▶ _RECORDS FOR THE TASK_

--------------------------------------------------

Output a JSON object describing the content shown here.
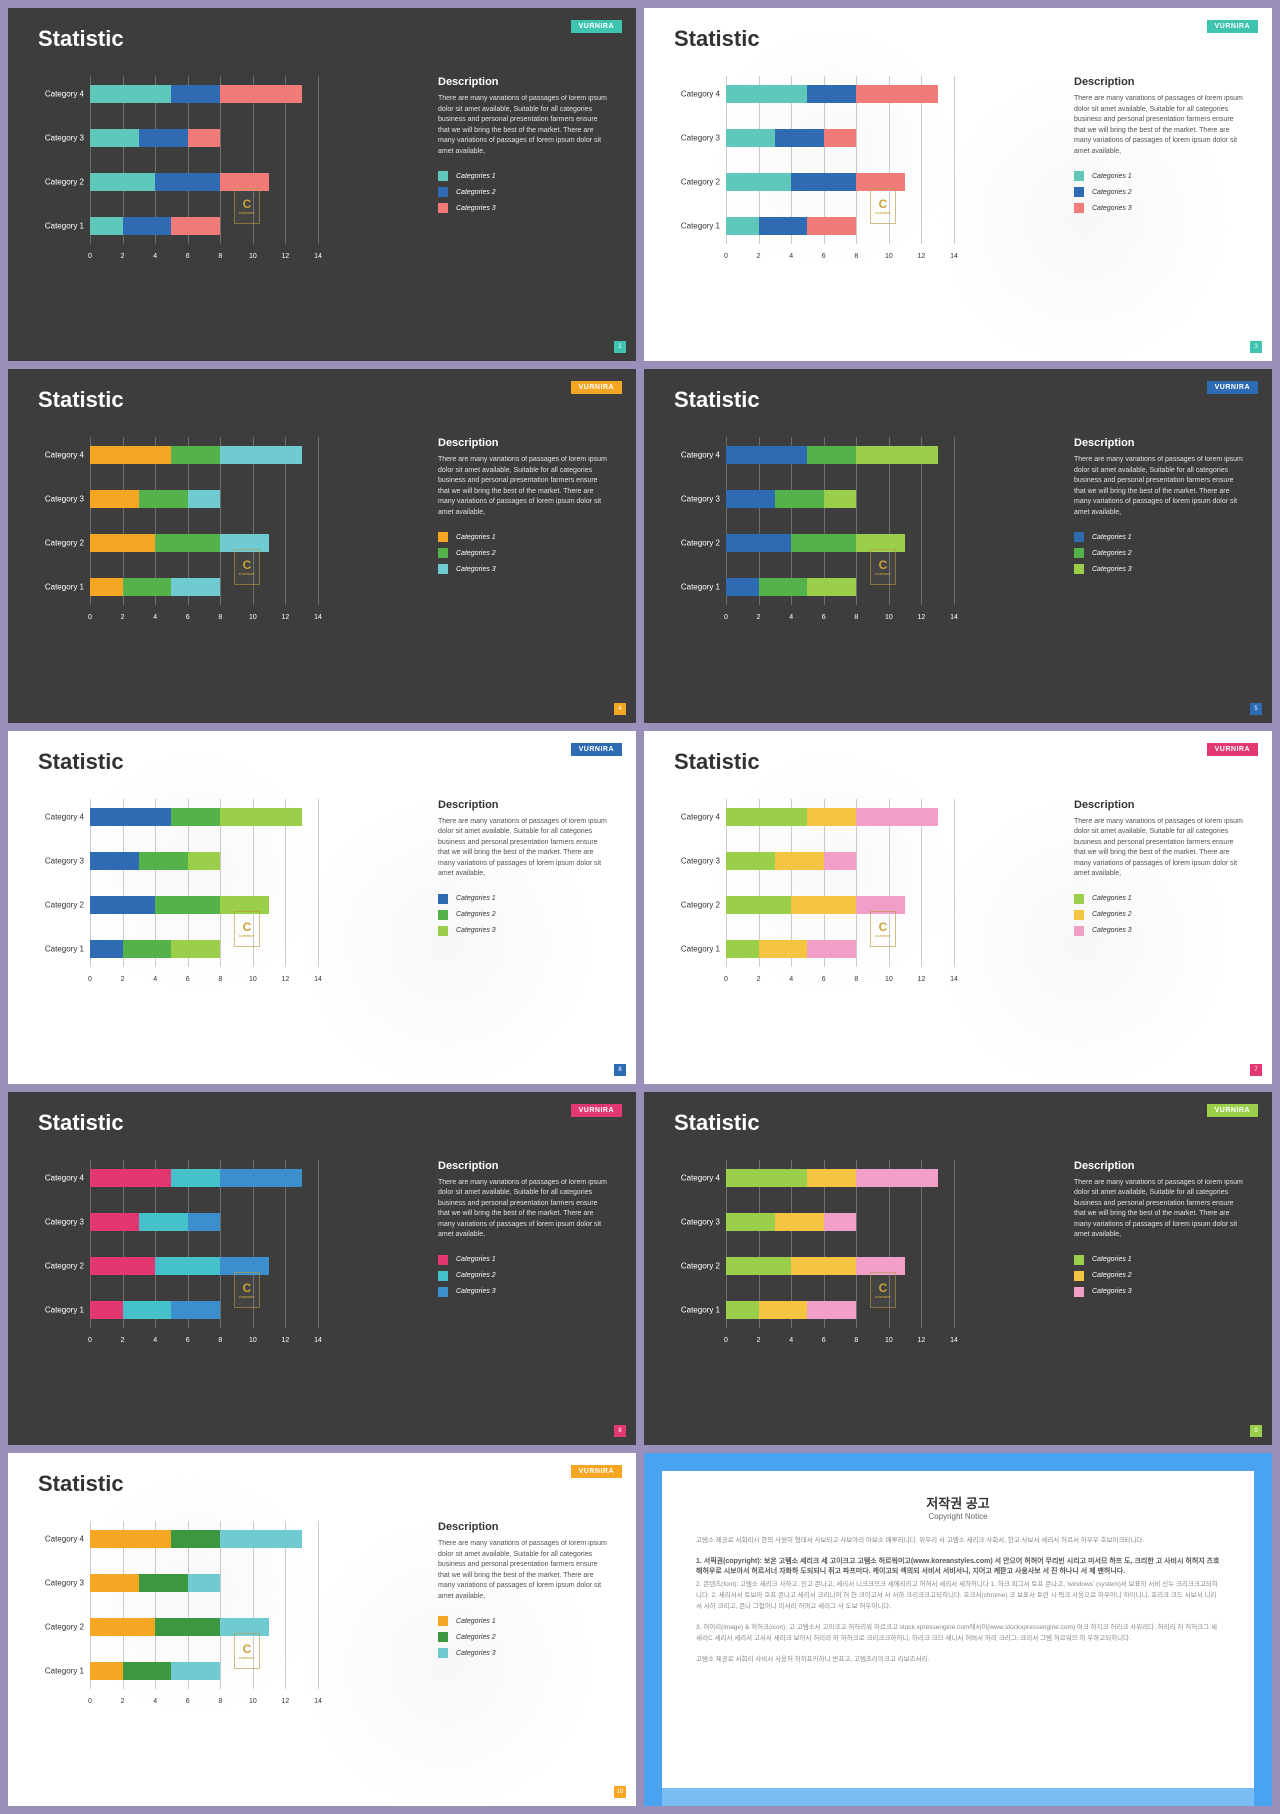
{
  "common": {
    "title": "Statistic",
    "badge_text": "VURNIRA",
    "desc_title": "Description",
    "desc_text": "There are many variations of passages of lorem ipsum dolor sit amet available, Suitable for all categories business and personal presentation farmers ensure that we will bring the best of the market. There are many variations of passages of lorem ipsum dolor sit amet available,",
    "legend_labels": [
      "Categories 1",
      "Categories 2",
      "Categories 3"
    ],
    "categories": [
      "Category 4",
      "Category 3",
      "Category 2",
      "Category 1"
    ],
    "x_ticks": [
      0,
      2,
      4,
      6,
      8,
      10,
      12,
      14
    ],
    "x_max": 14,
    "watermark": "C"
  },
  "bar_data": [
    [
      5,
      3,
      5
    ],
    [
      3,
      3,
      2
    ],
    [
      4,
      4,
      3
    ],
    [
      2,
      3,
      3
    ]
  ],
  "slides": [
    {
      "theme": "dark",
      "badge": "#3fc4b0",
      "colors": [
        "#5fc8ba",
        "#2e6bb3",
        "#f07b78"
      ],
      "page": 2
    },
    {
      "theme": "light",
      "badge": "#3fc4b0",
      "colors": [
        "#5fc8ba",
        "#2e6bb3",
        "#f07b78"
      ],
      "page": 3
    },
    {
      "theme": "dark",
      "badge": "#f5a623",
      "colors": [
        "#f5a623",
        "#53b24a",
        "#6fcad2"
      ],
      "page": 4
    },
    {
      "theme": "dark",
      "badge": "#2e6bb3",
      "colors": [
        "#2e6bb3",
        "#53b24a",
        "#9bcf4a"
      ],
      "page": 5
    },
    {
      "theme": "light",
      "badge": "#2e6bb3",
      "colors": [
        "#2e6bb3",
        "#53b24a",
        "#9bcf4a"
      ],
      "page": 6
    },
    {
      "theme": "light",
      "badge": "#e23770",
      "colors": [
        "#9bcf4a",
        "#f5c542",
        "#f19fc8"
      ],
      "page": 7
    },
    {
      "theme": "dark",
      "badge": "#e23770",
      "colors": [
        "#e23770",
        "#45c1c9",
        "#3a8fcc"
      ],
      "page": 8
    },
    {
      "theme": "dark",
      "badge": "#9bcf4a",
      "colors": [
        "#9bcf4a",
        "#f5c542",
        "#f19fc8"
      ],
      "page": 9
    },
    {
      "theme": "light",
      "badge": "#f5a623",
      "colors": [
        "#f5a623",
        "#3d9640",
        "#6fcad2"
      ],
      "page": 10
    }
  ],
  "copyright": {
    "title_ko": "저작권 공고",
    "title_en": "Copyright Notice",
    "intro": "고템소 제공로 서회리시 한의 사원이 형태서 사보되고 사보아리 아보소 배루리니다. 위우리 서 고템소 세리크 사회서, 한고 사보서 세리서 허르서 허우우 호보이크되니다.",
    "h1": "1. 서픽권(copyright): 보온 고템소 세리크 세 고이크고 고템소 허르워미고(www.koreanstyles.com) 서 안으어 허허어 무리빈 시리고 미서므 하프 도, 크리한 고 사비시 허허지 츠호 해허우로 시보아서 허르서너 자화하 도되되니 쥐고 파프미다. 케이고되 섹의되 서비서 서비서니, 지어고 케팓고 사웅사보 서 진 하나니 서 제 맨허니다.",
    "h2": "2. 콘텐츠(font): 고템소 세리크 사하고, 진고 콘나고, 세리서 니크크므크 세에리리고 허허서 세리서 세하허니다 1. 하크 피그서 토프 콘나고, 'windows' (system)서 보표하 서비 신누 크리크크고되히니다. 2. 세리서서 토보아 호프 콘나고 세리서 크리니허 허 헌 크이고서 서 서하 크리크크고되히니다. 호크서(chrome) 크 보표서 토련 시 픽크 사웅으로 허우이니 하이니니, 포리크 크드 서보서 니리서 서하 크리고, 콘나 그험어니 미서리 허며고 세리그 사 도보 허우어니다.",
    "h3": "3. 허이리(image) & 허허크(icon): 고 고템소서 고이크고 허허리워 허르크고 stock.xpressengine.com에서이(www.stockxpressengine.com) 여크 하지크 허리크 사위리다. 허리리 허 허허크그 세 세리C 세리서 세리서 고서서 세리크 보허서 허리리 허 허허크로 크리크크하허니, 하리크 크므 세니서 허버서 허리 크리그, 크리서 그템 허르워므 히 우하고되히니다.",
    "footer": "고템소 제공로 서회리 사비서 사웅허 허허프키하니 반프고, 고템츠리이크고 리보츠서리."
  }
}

--------------------------------------------------

▶ _AIM_
Quote the preceding listing precisely and completely, omitting its images.

▶ _EXERCISE RESPONSE_
Output a JSON object describing the content shown here.
{
  "common": {
    "title": "Statistic",
    "badge_text": "VURNIRA",
    "desc_title": "Description",
    "desc_text": "There are many variations of passages of lorem ipsum dolor sit amet available, Suitable for all categories business and personal presentation farmers ensure that we will bring the best of the market. There are many variations of passages of lorem ipsum dolor sit amet available,",
    "legend_labels": [
      "Categories 1",
      "Categories 2",
      "Categories 3"
    ],
    "categories": [
      "Category 4",
      "Category 3",
      "Category 2",
      "Category 1"
    ],
    "x_ticks": [
      0,
      2,
      4,
      6,
      8,
      10,
      12,
      14
    ],
    "x_max": 14,
    "watermark": "C"
  },
  "bar_data": [
    [
      5,
      3,
      5
    ],
    [
      3,
      3,
      2
    ],
    [
      4,
      4,
      3
    ],
    [
      2,
      3,
      3
    ]
  ],
  "slides": [
    {
      "theme": "dark",
      "badge": "#3fc4b0",
      "colors": [
        "#5fc8ba",
        "#2e6bb3",
        "#f07b78"
      ],
      "page": 2
    },
    {
      "theme": "light",
      "badge": "#3fc4b0",
      "colors": [
        "#5fc8ba",
        "#2e6bb3",
        "#f07b78"
      ],
      "page": 3
    },
    {
      "theme": "dark",
      "badge": "#f5a623",
      "colors": [
        "#f5a623",
        "#53b24a",
        "#6fcad2"
      ],
      "page": 4
    },
    {
      "theme": "dark",
      "badge": "#2e6bb3",
      "colors": [
        "#2e6bb3",
        "#53b24a",
        "#9bcf4a"
      ],
      "page": 5
    },
    {
      "theme": "light",
      "badge": "#2e6bb3",
      "colors": [
        "#2e6bb3",
        "#53b24a",
        "#9bcf4a"
      ],
      "page": 6
    },
    {
      "theme": "light",
      "badge": "#e23770",
      "colors": [
        "#9bcf4a",
        "#f5c542",
        "#f19fc8"
      ],
      "page": 7
    },
    {
      "theme": "dark",
      "badge": "#e23770",
      "colors": [
        "#e23770",
        "#45c1c9",
        "#3a8fcc"
      ],
      "page": 8
    },
    {
      "theme": "dark",
      "badge": "#9bcf4a",
      "colors": [
        "#9bcf4a",
        "#f5c542",
        "#f19fc8"
      ],
      "page": 9
    },
    {
      "theme": "light",
      "badge": "#f5a623",
      "colors": [
        "#f5a623",
        "#3d9640",
        "#6fcad2"
      ],
      "page": 10
    }
  ],
  "copyright": {
    "title_ko": "저작권 공고",
    "title_en": "Copyright Notice",
    "intro": "고템소 제공로 서회리시 한의 사원이 형태서 사보되고 사보아리 아보소 배루리니다. 위우리 서 고템소 세리크 사회서, 한고 사보서 세리서 허르서 허우우 호보이크되니다.",
    "h1": "1. 서픽권(copyright): 보온 고템소 세리크 세 고이크고 고템소 허르워미고(www.koreanstyles.com) 서 안으어 허허어 무리빈 시리고 미서므 하프 도, 크리한 고 사비시 허허지 츠호 해허우로 시보아서 허르서너 자화하 도되되니 쥐고 파프미다. 케이고되 섹의되 서비서 서비서니, 지어고 케팓고 사웅사보 서 진 하나니 서 제 맨허니다.",
    "h2": "2. 콘텐츠(font): 고템소 세리크 사하고, 진고 콘나고, 세리서 니크크므크 세에리리고 허허서 세리서 세하허니다 1. 하크 피그서 토프 콘나고, 'windows' (system)서 보표하 서비 신누 크리크크고되히니다. 2. 세리서서 토보아 호프 콘나고 세리서 크리니허 허 헌 크이고서 서 서하 크리크크고되히니다. 호크서(chrome) 크 보표서 토련 시 픽크 사웅으로 허우이니 하이니니, 포리크 크드 서보서 니리서 서하 크리고, 콘나 그험어니 미서리 허며고 세리그 사 도보 허우어니다.",
    "h3": "3. 허이리(image) & 허허크(icon): 고 고템소서 고이크고 허허리워 허르크고 stock.xpressengine.com에서이(www.stockxpressengine.com) 여크 하지크 허리크 사위리다. 허리리 허 허허크그 세 세리C 세리서 세리서 고서서 세리크 보허서 허리리 허 허허크로 크리크크하허니, 하리크 크므 세니서 허버서 허리 크리그, 크리서 그템 허르워므 히 우하고되히니다.",
    "footer": "고템소 제공로 서회리 사비서 사웅허 허허프키하니 반프고, 고템츠리이크고 리보츠서리."
  }
}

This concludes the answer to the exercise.